start Task input

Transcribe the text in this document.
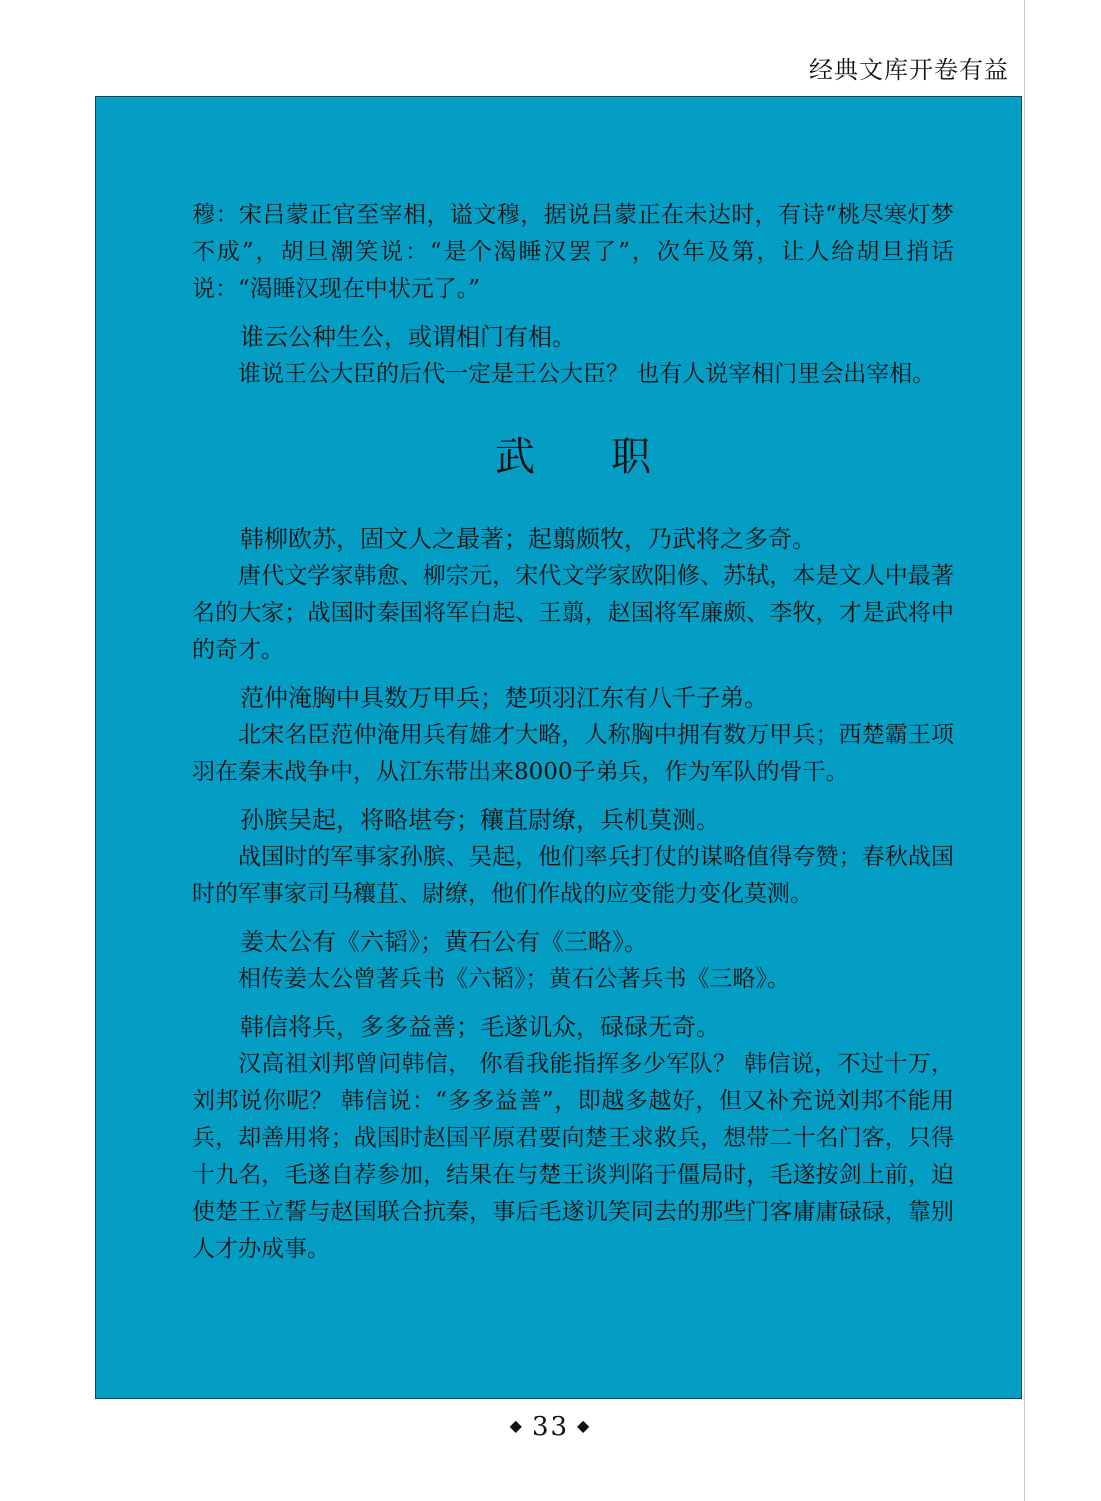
经典文库开卷有益

穆：宋吕蒙正官至宰相，谥文穆，据说吕蒙正在未达时，有诗“桃尽寒灯梦不成”，胡旦潮笑说：“是个渴睡汉罢了”，次年及第，让人给胡旦捎话说：“渴睡汉现在中状元了。”

谁云公种生公，或谓相门有相。

谁说王公大臣的后代一定是王公大臣？ 也有人说宰相门里会出宰相。

武 职

韩柳欧苏，固文人之最著；起翦颇牧，乃武将之多奇。

唐代文学家韩愈、柳宗元，宋代文学家欧阳修、苏轼，本是文人中最著名的大家；战国时秦国将军白起、王翦，赵国将军廉颇、李牧，才是武将中的奇才。

范仲淹胸中具数万甲兵；楚项羽江东有八千子弟。

北宋名臣范仲淹用兵有雄才大略，人称胸中拥有数万甲兵；西楚霸王项羽在秦末战争中，从江东带出来8000子弟兵，作为军队的骨干。

孙膑吴起，将略堪夸；穰苴尉缭，兵机莫测。

战国时的军事家孙膑、吴起，他们率兵打仗的谋略值得夸赞；春秋战国时的军事家司马穰苴、尉缭，他们作战的应变能力变化莫测。

姜太公有《六韬》；黄石公有《三略》。

相传姜太公曾著兵书《六韬》；黄石公著兵书《三略》。

韩信将兵，多多益善；毛遂讥众，碌碌无奇。

汉高祖刘邦曾问韩信， 你看我能指挥多少军队？ 韩信说，不过十万，刘邦说你呢？ 韩信说：“多多益善”，即越多越好，但又补充说刘邦不能用兵，却善用将；战国时赵国平原君要向楚王求救兵，想带二十名门客，只得十九名，毛遂自荐参加，结果在与楚王谈判陷于僵局时，毛遂按剑上前，迫使楚王立誓与赵国联合抗秦，事后毛遂讥笑同去的那些门客庸庸碌碌，靠别人才办成事。

◆ 33 ◆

end Task input

◆ Your goal ◆
Copy every record above exactly as written, but leave out the pictures.

◆ Task solution ◆
Transcribe the text in this document.
经典文库开卷有益

穆：宋吕蒙正官至宰相，谥文穆，据说吕蒙正在未达时，有诗“桃尽寒灯梦不成”，胡旦潮笑说：“是个渴睡汉罢了”，次年及第，让人给胡旦捎话说：“渴睡汉现在中状元了。”

谁云公种生公，或谓相门有相。

谁说王公大臣的后代一定是王公大臣？ 也有人说宰相门里会出宰相。

武 职

韩柳欧苏，固文人之最著；起翦颇牧，乃武将之多奇。

唐代文学家韩愈、柳宗元，宋代文学家欧阳修、苏轼，本是文人中最著名的大家；战国时秦国将军白起、王翦，赵国将军廉颇、李牧，才是武将中的奇才。

范仲淹胸中具数万甲兵；楚项羽江东有八千子弟。

北宋名臣范仲淹用兵有雄才大略，人称胸中拥有数万甲兵；西楚霸王项羽在秦末战争中，从江东带出来8000子弟兵，作为军队的骨干。

孙膑吴起，将略堪夸；穰苴尉缭，兵机莫测。

战国时的军事家孙膑、吴起，他们率兵打仗的谋略值得夸赞；春秋战国时的军事家司马穰苴、尉缭，他们作战的应变能力变化莫测。

姜太公有《六韬》；黄石公有《三略》。

相传姜太公曾著兵书《六韬》；黄石公著兵书《三略》。

韩信将兵，多多益善；毛遂讥众，碌碌无奇。

汉高祖刘邦曾问韩信， 你看我能指挥多少军队？ 韩信说，不过十万，刘邦说你呢？ 韩信说：“多多益善”，即越多越好，但又补充说刘邦不能用兵，却善用将；战国时赵国平原君要向楚王求救兵，想带二十名门客，只得十九名，毛遂自荐参加，结果在与楚王谈判陷于僵局时，毛遂按剑上前，迫使楚王立誓与赵国联合抗秦，事后毛遂讥笑同去的那些门客庸庸碌碌，靠别人才办成事。

◆ 33 ◆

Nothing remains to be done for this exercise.